▶ **What is required**:
Retype the records below exactly as they appear.

Extracts from a graphics dataset:

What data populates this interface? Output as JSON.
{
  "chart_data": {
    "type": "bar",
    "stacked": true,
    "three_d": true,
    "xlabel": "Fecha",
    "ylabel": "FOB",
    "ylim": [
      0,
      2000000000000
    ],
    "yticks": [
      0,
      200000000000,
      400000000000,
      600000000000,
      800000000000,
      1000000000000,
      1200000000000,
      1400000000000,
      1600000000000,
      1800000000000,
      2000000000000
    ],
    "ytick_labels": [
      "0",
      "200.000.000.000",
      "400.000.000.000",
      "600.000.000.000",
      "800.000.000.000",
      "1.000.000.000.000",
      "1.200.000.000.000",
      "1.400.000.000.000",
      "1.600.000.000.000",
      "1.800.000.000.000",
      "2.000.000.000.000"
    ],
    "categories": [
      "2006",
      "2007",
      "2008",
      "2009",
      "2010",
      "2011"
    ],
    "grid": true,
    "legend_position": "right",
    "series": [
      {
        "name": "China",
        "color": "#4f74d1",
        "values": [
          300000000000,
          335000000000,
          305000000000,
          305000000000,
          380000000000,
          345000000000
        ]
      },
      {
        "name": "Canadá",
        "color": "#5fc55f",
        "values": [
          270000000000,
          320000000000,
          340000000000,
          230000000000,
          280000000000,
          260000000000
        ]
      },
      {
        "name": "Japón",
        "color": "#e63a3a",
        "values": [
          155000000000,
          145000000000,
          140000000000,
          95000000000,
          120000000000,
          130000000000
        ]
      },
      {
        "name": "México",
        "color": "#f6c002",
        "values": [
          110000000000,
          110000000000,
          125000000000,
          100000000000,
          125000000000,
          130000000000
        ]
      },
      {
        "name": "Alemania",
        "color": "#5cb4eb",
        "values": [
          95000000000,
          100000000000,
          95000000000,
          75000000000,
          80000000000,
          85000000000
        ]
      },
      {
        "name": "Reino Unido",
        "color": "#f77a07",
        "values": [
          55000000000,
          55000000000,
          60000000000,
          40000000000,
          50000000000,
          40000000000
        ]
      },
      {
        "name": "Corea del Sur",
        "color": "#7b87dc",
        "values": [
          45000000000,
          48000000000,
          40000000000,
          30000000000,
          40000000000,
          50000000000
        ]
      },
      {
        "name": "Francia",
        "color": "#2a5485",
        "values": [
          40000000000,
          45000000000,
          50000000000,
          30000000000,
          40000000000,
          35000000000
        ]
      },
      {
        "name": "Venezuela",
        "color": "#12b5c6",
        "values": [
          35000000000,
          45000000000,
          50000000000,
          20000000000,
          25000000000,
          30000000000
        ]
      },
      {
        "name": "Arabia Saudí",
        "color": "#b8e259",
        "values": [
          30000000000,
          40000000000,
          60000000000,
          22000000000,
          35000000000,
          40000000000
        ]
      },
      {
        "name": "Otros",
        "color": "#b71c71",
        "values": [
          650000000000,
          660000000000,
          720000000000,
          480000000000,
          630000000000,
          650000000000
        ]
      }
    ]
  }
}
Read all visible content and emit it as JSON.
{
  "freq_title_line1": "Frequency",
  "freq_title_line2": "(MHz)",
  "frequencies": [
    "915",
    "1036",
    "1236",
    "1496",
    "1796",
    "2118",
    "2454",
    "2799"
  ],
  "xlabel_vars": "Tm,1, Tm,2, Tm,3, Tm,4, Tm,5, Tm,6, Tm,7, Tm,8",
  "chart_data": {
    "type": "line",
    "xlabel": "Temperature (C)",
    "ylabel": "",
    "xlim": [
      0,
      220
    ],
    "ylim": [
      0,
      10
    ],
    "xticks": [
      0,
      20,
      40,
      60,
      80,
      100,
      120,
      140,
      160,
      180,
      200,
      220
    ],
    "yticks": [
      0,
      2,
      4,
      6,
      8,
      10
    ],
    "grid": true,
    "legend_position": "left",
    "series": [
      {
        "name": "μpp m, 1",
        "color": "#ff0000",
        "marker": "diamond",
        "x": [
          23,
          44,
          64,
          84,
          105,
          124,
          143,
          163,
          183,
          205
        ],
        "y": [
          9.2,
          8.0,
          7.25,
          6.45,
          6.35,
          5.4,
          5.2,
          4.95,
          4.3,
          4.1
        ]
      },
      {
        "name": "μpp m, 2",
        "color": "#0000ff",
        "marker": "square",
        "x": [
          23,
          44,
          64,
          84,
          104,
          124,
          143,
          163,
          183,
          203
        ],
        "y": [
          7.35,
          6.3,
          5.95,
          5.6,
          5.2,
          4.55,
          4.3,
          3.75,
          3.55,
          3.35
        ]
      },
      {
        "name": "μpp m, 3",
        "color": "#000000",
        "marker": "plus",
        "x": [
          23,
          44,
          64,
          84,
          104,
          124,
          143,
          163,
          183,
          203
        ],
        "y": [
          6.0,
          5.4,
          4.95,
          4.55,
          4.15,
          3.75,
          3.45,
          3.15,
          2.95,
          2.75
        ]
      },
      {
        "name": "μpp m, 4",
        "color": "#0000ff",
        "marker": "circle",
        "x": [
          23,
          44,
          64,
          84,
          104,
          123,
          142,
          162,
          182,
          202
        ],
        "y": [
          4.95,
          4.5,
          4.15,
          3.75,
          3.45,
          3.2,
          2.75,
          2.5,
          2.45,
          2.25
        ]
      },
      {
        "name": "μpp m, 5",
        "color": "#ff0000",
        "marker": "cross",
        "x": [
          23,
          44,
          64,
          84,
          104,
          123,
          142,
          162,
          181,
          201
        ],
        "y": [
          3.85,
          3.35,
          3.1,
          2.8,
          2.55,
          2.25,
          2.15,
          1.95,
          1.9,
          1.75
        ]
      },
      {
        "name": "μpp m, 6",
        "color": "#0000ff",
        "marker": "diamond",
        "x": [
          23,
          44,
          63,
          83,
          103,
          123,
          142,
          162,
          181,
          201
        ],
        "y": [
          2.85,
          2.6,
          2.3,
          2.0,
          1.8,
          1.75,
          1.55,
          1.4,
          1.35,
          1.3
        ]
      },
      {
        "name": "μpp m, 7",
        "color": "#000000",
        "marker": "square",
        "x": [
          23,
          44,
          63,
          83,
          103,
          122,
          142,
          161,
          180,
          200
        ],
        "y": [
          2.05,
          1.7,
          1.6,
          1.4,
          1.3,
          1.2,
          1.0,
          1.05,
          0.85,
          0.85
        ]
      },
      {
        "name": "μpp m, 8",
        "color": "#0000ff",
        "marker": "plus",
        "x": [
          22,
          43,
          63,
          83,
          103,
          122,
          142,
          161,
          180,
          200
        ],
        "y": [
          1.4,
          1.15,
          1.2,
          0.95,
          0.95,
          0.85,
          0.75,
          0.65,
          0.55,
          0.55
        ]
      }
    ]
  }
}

▶ **Finished exercise**:
What data populates this interface? Output as JSON.
{
  "chart_data": {
    "type": "bar",
    "stacked": true,
    "three_d": true,
    "xlabel": "Fecha",
    "ylabel": "FOB",
    "ylim": [
      0,
      2000000000000
    ],
    "yticks": [
      0,
      200000000000,
      400000000000,
      600000000000,
      800000000000,
      1000000000000,
      1200000000000,
      1400000000000,
      1600000000000,
      1800000000000,
      2000000000000
    ],
    "ytick_labels": [
      "0",
      "200.000.000.000",
      "400.000.000.000",
      "600.000.000.000",
      "800.000.000.000",
      "1.000.000.000.000",
      "1.200.000.000.000",
      "1.400.000.000.000",
      "1.600.000.000.000",
      "1.800.000.000.000",
      "2.000.000.000.000"
    ],
    "categories": [
      "2006",
      "2007",
      "2008",
      "2009",
      "2010",
      "2011"
    ],
    "grid": true,
    "legend_position": "right",
    "series": [
      {
        "name": "China",
        "color": "#4f74d1",
        "values": [
          300000000000,
          335000000000,
          305000000000,
          305000000000,
          380000000000,
          345000000000
        ]
      },
      {
        "name": "Canadá",
        "color": "#5fc55f",
        "values": [
          270000000000,
          320000000000,
          340000000000,
          230000000000,
          280000000000,
          260000000000
        ]
      },
      {
        "name": "Japón",
        "color": "#e63a3a",
        "values": [
          155000000000,
          145000000000,
          140000000000,
          95000000000,
          120000000000,
          130000000000
        ]
      },
      {
        "name": "México",
        "color": "#f6c002",
        "values": [
          110000000000,
          110000000000,
          125000000000,
          100000000000,
          125000000000,
          130000000000
        ]
      },
      {
        "name": "Alemania",
        "color": "#5cb4eb",
        "values": [
          95000000000,
          100000000000,
          95000000000,
          75000000000,
          80000000000,
          85000000000
        ]
      },
      {
        "name": "Reino Unido",
        "color": "#f77a07",
        "values": [
          55000000000,
          55000000000,
          60000000000,
          40000000000,
          50000000000,
          40000000000
        ]
      },
      {
        "name": "Corea del Sur",
        "color": "#7b87dc",
        "values": [
          45000000000,
          48000000000,
          40000000000,
          30000000000,
          40000000000,
          50000000000
        ]
      },
      {
        "name": "Francia",
        "color": "#2a5485",
        "values": [
          40000000000,
          45000000000,
          50000000000,
          30000000000,
          40000000000,
          35000000000
        ]
      },
      {
        "name": "Venezuela",
        "color": "#12b5c6",
        "values": [
          35000000000,
          45000000000,
          50000000000,
          20000000000,
          25000000000,
          30000000000
        ]
      },
      {
        "name": "Arabia Saudí",
        "color": "#b8e259",
        "values": [
          30000000000,
          40000000000,
          60000000000,
          22000000000,
          35000000000,
          40000000000
        ]
      },
      {
        "name": "Otros",
        "color": "#b71c71",
        "values": [
          650000000000,
          660000000000,
          720000000000,
          480000000000,
          630000000000,
          650000000000
        ]
      }
    ]
  }
}
Read all visible content and emit it as JSON.
{
  "freq_title_line1": "Frequency",
  "freq_title_line2": "(MHz)",
  "frequencies": [
    "915",
    "1036",
    "1236",
    "1496",
    "1796",
    "2118",
    "2454",
    "2799"
  ],
  "xlabel_vars": "Tm,1, Tm,2, Tm,3, Tm,4, Tm,5, Tm,6, Tm,7, Tm,8",
  "chart_data": {
    "type": "line",
    "xlabel": "Temperature (C)",
    "ylabel": "",
    "xlim": [
      0,
      220
    ],
    "ylim": [
      0,
      10
    ],
    "xticks": [
      0,
      20,
      40,
      60,
      80,
      100,
      120,
      140,
      160,
      180,
      200,
      220
    ],
    "yticks": [
      0,
      2,
      4,
      6,
      8,
      10
    ],
    "grid": true,
    "legend_position": "left",
    "series": [
      {
        "name": "μpp m, 1",
        "color": "#ff0000",
        "marker": "diamond",
        "x": [
          23,
          44,
          64,
          84,
          105,
          124,
          143,
          163,
          183,
          205
        ],
        "y": [
          9.2,
          8.0,
          7.25,
          6.45,
          6.35,
          5.4,
          5.2,
          4.95,
          4.3,
          4.1
        ]
      },
      {
        "name": "μpp m, 2",
        "color": "#0000ff",
        "marker": "square",
        "x": [
          23,
          44,
          64,
          84,
          104,
          124,
          143,
          163,
          183,
          203
        ],
        "y": [
          7.35,
          6.3,
          5.95,
          5.6,
          5.2,
          4.55,
          4.3,
          3.75,
          3.55,
          3.35
        ]
      },
      {
        "name": "μpp m, 3",
        "color": "#000000",
        "marker": "plus",
        "x": [
          23,
          44,
          64,
          84,
          104,
          124,
          143,
          163,
          183,
          203
        ],
        "y": [
          6.0,
          5.4,
          4.95,
          4.55,
          4.15,
          3.75,
          3.45,
          3.15,
          2.95,
          2.75
        ]
      },
      {
        "name": "μpp m, 4",
        "color": "#0000ff",
        "marker": "circle",
        "x": [
          23,
          44,
          64,
          84,
          104,
          123,
          142,
          162,
          182,
          202
        ],
        "y": [
          4.95,
          4.5,
          4.15,
          3.75,
          3.45,
          3.2,
          2.75,
          2.5,
          2.45,
          2.25
        ]
      },
      {
        "name": "μpp m, 5",
        "color": "#ff0000",
        "marker": "cross",
        "x": [
          23,
          44,
          64,
          84,
          104,
          123,
          142,
          162,
          181,
          201
        ],
        "y": [
          3.85,
          3.35,
          3.1,
          2.8,
          2.55,
          2.25,
          2.15,
          1.95,
          1.9,
          1.75
        ]
      },
      {
        "name": "μpp m, 6",
        "color": "#0000ff",
        "marker": "diamond",
        "x": [
          23,
          44,
          63,
          83,
          103,
          123,
          142,
          162,
          181,
          201
        ],
        "y": [
          2.85,
          2.6,
          2.3,
          2.0,
          1.8,
          1.75,
          1.55,
          1.4,
          1.35,
          1.3
        ]
      },
      {
        "name": "μpp m, 7",
        "color": "#000000",
        "marker": "square",
        "x": [
          23,
          44,
          63,
          83,
          103,
          122,
          142,
          161,
          180,
          200
        ],
        "y": [
          2.05,
          1.7,
          1.6,
          1.4,
          1.3,
          1.2,
          1.0,
          1.05,
          0.85,
          0.85
        ]
      },
      {
        "name": "μpp m, 8",
        "color": "#0000ff",
        "marker": "plus",
        "x": [
          22,
          43,
          63,
          83,
          103,
          122,
          142,
          161,
          180,
          200
        ],
        "y": [
          1.4,
          1.15,
          1.2,
          0.95,
          0.95,
          0.85,
          0.75,
          0.65,
          0.55,
          0.55
        ]
      }
    ]
  }
}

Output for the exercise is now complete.